# [Task objective]
In the entries below, find every line with "Robinson" and copy it.

# [Input material]
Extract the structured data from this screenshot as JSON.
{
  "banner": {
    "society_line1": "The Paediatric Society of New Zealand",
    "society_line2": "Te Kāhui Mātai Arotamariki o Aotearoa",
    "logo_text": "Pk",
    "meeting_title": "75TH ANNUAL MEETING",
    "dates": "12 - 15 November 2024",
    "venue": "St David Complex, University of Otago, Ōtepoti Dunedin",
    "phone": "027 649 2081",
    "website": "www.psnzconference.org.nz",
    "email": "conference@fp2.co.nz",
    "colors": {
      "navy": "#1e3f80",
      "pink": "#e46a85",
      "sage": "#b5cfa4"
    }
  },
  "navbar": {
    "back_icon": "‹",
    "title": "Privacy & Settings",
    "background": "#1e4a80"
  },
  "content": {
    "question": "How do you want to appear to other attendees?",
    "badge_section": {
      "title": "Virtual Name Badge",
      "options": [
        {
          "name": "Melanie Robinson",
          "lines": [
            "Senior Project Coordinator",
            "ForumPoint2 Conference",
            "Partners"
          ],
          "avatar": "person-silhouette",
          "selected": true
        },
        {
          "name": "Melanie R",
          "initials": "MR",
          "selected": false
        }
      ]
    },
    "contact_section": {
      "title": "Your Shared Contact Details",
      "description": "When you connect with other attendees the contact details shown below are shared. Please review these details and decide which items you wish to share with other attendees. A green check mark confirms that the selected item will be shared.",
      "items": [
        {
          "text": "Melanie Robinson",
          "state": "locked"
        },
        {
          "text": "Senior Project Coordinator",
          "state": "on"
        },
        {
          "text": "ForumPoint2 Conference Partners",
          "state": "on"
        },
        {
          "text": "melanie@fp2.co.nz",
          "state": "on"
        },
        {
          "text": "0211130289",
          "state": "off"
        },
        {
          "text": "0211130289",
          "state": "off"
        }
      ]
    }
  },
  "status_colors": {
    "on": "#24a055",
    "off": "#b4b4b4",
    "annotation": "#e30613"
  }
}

# [Solved exercise]
          "name": "Melanie Robinson",
          "text": "Melanie Robinson",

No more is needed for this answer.